* start Stored rows *
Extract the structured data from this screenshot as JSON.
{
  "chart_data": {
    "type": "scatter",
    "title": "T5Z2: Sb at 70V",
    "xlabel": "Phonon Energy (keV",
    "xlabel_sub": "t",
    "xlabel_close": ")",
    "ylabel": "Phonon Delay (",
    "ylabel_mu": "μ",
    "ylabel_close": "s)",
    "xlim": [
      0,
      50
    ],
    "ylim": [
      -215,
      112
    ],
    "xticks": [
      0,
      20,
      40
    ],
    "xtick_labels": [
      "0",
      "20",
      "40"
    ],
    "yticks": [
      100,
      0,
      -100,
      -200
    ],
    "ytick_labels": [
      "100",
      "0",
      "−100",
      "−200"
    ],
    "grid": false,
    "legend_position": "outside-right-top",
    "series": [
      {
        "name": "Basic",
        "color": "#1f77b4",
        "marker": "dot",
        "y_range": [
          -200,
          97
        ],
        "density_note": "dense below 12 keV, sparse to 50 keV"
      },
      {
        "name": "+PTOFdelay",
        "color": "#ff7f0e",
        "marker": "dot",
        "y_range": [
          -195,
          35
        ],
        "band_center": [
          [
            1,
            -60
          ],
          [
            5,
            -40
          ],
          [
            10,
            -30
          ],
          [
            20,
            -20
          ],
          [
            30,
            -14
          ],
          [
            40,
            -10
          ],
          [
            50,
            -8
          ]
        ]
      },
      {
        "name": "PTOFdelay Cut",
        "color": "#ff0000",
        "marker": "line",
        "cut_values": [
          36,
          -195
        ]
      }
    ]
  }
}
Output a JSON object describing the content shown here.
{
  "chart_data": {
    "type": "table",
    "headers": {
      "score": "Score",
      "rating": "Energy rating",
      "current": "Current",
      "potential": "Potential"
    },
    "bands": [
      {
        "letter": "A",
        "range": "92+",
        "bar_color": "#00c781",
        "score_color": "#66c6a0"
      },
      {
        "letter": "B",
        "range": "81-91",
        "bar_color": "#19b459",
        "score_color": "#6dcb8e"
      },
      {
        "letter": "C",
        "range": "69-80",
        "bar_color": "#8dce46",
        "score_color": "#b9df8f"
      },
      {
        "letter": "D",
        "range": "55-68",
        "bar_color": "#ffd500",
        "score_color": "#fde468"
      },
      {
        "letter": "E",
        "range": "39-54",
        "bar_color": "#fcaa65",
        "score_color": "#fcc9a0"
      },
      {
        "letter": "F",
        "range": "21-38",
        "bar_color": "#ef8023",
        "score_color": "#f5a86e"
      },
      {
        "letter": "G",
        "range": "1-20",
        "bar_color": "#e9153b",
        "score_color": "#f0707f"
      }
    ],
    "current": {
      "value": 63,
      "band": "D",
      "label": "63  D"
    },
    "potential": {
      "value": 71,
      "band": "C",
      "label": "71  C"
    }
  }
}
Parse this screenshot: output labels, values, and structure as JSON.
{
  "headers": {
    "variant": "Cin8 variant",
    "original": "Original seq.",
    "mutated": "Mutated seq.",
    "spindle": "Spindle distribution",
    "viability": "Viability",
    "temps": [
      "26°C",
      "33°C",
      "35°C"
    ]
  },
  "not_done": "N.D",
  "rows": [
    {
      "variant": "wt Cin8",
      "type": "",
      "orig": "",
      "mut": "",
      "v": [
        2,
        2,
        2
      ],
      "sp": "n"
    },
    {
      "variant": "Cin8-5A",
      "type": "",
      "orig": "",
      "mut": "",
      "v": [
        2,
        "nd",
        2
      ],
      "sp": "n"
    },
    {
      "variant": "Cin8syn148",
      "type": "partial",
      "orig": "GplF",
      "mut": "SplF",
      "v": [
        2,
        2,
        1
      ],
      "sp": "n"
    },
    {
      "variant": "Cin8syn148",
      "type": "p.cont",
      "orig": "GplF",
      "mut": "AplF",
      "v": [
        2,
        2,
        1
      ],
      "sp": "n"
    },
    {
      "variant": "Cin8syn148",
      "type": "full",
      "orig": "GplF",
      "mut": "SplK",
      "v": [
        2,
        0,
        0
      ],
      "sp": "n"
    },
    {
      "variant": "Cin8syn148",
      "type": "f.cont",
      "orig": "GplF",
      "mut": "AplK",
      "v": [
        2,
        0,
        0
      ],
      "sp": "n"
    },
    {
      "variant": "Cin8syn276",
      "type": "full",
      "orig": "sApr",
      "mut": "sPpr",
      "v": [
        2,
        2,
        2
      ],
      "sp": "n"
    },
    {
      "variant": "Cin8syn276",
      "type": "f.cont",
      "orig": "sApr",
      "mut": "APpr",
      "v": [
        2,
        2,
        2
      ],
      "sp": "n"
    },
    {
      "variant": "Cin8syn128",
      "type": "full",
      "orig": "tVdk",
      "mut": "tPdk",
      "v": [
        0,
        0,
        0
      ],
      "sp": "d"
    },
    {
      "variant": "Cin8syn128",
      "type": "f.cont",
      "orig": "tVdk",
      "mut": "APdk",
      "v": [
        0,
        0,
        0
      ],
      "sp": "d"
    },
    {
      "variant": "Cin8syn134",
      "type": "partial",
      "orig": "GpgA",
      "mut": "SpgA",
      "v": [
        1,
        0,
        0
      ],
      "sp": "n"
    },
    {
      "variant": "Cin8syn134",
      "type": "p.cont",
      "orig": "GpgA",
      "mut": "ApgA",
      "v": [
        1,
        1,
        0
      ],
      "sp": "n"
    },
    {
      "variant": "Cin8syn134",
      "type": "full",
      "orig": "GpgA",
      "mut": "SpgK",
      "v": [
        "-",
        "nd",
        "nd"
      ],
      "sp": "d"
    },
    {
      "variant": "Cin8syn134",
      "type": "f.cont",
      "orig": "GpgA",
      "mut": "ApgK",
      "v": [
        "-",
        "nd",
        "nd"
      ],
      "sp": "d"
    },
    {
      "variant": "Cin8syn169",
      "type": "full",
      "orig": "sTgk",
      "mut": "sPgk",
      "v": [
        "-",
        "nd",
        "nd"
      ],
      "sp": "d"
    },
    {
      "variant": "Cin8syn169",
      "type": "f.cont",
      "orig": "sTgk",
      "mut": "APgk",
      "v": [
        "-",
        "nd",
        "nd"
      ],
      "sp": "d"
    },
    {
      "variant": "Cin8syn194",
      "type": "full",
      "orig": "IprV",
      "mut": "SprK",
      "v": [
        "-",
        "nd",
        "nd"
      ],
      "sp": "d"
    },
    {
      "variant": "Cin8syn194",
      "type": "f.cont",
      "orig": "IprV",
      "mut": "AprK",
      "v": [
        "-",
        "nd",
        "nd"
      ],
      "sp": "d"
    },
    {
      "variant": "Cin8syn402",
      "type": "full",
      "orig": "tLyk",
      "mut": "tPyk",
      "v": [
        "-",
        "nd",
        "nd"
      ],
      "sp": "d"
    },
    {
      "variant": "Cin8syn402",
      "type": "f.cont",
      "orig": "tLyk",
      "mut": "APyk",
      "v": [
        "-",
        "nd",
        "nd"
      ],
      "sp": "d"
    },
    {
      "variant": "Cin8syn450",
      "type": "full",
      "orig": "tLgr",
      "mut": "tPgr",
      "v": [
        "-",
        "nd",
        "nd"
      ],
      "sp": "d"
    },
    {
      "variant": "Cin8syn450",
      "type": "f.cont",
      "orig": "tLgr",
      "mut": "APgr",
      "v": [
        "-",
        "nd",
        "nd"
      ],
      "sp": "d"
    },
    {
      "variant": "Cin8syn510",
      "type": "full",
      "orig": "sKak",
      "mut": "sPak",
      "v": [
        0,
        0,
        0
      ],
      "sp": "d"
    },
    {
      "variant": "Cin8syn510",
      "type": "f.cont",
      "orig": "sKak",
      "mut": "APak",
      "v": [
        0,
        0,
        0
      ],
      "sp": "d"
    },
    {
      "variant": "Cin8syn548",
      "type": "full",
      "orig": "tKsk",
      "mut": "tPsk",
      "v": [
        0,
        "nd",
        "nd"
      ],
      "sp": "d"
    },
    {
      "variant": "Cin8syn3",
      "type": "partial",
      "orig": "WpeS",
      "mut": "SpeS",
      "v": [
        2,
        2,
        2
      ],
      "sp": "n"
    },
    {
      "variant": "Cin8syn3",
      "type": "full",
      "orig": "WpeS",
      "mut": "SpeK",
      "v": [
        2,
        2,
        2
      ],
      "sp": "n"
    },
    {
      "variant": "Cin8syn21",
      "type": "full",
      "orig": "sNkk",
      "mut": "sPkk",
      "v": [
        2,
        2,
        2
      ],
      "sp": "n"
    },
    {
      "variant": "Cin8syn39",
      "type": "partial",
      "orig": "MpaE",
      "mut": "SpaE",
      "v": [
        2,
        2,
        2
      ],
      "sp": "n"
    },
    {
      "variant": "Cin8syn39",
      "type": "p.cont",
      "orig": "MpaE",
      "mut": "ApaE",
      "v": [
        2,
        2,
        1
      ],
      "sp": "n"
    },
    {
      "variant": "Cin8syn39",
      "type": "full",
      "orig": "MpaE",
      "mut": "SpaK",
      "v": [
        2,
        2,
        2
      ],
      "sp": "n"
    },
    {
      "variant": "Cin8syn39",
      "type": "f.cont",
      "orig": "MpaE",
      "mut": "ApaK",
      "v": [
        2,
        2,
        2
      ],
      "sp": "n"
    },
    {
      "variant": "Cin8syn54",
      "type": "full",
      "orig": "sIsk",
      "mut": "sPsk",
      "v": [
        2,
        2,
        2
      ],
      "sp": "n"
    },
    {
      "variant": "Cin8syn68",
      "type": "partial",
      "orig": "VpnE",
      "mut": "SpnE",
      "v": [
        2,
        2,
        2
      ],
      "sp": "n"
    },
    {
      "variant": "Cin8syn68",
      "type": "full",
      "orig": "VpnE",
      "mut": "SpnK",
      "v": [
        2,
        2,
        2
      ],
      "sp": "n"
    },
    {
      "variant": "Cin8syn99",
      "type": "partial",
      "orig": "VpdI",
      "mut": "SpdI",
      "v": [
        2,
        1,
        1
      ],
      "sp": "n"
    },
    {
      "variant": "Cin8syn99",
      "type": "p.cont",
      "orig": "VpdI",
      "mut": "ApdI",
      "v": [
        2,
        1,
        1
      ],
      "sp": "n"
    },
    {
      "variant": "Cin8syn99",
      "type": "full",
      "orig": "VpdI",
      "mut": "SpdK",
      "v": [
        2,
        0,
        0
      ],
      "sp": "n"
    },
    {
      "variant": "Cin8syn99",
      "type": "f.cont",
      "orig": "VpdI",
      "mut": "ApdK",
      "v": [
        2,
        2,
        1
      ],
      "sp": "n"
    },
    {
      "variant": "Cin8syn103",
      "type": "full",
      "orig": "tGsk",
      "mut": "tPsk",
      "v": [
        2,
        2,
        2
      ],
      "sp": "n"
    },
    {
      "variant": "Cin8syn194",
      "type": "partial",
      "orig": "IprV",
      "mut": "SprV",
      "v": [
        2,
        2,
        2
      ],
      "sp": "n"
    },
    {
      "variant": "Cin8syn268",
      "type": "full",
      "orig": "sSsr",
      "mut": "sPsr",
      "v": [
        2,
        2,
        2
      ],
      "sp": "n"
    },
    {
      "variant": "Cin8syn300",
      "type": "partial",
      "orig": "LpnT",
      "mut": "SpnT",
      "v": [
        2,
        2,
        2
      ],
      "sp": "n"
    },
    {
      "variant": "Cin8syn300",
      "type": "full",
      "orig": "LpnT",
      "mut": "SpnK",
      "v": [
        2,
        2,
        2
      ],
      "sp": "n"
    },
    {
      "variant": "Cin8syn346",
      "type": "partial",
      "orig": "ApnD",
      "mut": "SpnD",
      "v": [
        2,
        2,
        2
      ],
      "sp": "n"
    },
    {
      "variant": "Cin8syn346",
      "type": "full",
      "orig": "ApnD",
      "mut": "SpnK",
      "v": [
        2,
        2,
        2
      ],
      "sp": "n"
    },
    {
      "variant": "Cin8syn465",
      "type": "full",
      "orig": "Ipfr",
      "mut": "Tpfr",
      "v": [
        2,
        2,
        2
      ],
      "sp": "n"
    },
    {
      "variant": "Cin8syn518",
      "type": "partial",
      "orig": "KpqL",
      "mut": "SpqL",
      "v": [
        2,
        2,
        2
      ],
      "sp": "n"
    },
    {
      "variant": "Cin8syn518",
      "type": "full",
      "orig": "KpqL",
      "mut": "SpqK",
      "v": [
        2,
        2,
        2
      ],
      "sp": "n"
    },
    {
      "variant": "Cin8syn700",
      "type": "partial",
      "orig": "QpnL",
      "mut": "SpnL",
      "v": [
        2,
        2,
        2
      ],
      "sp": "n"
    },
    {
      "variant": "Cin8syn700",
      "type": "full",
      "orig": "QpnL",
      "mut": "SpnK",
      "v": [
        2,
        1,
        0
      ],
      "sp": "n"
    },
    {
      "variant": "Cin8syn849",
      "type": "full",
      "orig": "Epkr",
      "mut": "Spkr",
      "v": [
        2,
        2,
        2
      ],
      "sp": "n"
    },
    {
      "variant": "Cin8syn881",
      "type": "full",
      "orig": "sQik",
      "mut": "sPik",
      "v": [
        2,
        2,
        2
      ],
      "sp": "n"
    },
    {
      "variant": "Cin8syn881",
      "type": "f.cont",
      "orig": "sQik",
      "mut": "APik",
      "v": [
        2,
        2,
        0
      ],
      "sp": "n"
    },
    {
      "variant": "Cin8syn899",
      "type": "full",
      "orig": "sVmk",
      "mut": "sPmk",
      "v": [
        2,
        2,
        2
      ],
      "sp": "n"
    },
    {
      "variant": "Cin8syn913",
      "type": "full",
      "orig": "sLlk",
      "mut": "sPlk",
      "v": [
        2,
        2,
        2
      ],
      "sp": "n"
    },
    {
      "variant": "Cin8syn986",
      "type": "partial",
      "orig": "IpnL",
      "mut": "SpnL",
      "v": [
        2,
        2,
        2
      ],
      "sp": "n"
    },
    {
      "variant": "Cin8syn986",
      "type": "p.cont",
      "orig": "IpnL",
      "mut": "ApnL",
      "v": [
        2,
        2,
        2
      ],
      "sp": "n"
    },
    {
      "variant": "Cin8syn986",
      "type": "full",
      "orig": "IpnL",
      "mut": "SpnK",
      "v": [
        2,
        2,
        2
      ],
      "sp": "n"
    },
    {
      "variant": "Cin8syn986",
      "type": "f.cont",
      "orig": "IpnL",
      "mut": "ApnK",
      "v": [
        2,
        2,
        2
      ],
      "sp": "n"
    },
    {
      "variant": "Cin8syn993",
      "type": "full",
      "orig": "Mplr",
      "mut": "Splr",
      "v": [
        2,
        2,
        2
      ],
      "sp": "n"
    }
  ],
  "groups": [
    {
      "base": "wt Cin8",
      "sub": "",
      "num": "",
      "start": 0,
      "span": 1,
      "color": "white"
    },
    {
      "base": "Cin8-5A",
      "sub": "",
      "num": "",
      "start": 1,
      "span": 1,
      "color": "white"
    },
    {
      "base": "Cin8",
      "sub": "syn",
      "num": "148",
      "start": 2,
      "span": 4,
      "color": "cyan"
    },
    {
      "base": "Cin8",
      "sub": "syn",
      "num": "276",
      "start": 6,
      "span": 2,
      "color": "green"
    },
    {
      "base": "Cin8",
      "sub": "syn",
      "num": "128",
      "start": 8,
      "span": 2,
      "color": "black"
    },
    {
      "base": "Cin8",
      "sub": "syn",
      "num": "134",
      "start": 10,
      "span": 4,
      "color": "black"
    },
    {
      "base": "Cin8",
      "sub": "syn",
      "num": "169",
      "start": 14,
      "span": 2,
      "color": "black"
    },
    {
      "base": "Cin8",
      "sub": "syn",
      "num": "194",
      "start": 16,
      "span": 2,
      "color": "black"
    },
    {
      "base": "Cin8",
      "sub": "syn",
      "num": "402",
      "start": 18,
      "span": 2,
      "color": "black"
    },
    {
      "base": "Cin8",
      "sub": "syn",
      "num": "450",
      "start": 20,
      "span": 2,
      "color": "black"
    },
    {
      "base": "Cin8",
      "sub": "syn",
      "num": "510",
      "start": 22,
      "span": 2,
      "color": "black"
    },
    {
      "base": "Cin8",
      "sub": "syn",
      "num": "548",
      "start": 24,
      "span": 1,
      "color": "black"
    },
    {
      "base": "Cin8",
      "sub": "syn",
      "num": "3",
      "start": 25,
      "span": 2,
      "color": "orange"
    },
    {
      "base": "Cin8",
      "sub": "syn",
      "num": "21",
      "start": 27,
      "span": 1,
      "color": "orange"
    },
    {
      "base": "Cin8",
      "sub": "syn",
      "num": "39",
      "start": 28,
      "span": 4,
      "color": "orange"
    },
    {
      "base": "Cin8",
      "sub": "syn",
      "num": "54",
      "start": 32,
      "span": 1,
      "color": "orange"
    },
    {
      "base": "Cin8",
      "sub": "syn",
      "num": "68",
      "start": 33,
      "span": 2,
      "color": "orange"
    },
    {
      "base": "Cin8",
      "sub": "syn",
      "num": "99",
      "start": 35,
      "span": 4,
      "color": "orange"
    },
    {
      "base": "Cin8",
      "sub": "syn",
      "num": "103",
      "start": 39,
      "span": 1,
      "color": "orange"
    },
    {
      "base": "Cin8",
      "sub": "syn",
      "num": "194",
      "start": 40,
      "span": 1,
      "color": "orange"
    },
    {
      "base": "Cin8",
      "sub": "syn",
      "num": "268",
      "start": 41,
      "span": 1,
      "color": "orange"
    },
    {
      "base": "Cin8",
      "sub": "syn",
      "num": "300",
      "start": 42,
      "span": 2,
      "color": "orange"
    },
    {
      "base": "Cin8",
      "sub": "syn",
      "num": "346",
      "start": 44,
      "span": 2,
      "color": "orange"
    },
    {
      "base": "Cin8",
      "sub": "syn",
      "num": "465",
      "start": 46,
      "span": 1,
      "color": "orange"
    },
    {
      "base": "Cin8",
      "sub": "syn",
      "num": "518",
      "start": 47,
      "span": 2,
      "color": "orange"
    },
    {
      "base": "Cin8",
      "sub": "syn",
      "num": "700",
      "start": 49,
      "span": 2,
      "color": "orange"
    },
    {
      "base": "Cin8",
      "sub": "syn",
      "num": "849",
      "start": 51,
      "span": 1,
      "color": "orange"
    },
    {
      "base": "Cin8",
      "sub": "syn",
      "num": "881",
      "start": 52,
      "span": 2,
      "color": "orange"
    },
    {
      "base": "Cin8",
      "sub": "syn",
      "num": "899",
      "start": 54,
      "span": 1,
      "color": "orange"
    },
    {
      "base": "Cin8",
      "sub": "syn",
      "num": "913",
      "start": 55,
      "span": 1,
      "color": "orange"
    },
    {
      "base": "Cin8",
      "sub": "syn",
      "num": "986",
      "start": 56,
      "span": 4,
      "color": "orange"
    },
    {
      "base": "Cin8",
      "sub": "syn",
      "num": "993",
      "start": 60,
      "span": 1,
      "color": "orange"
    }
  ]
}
* end Stored rows *
● **Written problem**
The string "screenshot" may appear in lines of the listing above; tally those lines and give the number only.

● **Result below**
2